REQUIREMENT —
Write the number of lines holding the word "операция", and nothing else.

EXTRACTED ENTRIES —
>> start

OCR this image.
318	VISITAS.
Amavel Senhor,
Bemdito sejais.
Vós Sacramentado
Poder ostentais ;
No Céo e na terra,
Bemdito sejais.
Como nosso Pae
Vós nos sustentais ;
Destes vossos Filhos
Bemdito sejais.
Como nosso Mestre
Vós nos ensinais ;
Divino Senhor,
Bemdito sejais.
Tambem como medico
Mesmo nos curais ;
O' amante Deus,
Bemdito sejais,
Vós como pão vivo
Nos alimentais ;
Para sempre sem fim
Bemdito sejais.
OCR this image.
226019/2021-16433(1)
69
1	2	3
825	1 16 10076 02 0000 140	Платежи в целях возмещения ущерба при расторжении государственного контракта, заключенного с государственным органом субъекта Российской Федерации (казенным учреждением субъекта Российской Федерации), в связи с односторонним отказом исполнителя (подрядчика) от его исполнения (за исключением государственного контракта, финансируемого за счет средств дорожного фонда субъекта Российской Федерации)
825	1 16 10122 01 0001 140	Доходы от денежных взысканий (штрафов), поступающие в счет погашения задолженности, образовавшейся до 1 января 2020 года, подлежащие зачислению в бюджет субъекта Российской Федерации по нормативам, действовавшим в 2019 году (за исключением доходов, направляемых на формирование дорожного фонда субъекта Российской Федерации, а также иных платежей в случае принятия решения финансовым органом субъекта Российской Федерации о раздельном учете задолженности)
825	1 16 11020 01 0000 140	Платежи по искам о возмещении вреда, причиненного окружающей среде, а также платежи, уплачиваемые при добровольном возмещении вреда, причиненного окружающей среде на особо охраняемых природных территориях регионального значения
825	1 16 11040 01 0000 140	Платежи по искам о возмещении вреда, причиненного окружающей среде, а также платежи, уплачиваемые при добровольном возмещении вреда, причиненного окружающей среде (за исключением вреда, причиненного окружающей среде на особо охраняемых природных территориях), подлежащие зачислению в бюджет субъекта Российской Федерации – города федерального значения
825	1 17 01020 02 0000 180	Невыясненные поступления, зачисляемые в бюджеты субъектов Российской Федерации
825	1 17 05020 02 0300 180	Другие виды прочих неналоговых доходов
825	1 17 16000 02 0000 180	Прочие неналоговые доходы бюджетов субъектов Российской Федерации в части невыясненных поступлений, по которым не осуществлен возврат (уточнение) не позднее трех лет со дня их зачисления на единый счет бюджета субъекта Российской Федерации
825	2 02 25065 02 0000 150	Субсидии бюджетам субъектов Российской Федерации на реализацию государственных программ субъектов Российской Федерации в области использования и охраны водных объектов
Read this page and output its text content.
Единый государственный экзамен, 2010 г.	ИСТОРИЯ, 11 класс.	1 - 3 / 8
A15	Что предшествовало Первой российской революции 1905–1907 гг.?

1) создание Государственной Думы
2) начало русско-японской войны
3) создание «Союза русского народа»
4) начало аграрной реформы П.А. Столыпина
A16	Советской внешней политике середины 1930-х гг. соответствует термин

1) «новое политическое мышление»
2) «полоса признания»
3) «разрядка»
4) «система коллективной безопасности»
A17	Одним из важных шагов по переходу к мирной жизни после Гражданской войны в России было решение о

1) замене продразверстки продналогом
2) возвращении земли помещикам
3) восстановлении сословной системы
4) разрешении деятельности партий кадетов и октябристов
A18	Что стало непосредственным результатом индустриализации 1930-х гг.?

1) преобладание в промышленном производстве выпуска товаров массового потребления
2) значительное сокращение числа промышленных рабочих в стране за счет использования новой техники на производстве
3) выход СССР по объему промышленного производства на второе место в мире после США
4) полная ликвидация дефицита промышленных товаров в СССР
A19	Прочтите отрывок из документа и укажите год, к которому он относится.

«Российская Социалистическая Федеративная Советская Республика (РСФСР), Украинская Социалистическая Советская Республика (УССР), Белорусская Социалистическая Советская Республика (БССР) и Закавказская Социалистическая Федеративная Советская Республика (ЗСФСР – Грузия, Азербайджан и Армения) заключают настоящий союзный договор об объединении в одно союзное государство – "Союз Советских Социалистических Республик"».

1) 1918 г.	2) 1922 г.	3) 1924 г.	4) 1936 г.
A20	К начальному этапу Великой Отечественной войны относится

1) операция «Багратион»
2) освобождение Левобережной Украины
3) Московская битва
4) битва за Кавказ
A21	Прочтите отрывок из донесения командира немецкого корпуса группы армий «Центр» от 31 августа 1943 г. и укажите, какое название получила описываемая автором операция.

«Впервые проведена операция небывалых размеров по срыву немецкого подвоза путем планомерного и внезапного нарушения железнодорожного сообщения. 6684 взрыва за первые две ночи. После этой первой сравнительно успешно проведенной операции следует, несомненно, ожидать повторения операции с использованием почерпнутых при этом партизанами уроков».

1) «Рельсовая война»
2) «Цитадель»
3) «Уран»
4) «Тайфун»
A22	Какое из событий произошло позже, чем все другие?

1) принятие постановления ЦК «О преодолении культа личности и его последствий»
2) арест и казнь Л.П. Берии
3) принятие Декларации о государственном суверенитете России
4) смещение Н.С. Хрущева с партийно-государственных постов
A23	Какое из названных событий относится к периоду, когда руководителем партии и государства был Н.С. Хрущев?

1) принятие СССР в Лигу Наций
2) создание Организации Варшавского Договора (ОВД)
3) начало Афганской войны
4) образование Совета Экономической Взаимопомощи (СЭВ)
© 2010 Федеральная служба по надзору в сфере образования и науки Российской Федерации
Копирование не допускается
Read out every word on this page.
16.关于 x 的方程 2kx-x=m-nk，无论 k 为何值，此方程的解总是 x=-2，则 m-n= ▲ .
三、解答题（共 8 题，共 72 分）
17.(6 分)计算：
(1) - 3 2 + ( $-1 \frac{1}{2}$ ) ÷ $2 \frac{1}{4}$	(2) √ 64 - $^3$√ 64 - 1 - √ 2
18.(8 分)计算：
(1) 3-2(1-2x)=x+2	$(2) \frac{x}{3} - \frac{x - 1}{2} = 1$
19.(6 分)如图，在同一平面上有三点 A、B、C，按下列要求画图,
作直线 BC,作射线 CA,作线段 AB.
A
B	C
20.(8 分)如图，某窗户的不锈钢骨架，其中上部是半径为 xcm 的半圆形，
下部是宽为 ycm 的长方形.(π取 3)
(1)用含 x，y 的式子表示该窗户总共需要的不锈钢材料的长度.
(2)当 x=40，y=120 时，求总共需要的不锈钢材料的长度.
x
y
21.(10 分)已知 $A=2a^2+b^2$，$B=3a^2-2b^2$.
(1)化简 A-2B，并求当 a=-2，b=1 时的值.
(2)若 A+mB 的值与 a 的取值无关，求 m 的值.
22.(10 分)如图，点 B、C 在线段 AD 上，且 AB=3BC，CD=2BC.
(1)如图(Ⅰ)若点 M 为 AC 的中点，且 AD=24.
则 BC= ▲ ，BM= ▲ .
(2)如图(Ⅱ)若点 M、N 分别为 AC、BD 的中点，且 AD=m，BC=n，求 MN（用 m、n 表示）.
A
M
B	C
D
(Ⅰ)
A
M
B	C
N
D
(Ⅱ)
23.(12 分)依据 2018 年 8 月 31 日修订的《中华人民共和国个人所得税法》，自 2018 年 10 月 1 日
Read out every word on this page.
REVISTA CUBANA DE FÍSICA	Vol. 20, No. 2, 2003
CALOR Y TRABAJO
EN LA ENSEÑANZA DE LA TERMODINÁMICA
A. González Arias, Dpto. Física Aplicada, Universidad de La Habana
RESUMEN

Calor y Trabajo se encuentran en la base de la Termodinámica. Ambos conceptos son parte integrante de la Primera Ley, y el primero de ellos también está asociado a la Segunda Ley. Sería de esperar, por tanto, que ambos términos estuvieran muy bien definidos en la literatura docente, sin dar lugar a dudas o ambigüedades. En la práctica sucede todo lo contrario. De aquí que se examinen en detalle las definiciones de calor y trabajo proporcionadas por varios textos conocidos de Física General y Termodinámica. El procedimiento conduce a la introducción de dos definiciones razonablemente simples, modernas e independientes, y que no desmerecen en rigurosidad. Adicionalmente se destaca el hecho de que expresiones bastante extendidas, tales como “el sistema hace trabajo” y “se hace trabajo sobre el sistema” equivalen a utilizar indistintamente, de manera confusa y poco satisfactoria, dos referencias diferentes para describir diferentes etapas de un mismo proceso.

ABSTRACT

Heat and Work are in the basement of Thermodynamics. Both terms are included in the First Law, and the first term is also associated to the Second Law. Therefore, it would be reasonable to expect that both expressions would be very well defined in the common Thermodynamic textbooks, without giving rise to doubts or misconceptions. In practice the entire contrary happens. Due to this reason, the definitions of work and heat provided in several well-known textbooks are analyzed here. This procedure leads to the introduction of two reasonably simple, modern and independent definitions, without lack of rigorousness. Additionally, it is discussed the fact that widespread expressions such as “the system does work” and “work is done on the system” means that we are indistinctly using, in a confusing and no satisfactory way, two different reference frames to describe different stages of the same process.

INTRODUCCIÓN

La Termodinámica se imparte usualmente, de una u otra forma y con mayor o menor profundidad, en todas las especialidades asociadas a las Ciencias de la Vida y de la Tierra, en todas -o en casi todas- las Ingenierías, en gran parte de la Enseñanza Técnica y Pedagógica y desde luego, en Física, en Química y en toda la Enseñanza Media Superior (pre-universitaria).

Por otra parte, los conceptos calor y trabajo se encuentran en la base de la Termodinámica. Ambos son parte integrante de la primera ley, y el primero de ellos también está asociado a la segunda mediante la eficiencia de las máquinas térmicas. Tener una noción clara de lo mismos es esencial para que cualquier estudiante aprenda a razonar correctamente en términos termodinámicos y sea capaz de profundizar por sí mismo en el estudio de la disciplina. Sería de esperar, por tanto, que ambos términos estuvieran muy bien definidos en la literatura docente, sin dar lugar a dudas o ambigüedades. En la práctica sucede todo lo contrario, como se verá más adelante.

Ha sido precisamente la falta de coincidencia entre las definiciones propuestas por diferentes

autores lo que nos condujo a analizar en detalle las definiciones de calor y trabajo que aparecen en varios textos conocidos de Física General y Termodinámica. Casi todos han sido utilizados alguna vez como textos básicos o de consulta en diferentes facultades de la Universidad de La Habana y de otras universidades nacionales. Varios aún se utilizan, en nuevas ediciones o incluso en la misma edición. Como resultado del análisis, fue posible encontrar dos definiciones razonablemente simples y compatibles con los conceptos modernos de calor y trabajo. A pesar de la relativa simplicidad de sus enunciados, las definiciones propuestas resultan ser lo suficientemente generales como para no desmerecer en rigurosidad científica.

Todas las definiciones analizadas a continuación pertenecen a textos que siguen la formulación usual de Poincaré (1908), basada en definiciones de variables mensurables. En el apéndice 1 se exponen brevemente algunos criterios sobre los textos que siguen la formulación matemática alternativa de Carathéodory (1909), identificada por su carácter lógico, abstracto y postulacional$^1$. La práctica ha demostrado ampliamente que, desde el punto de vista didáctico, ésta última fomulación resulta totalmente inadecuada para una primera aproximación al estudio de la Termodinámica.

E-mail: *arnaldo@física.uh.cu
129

>> end

RESULT OF THIS EXERCISE —
3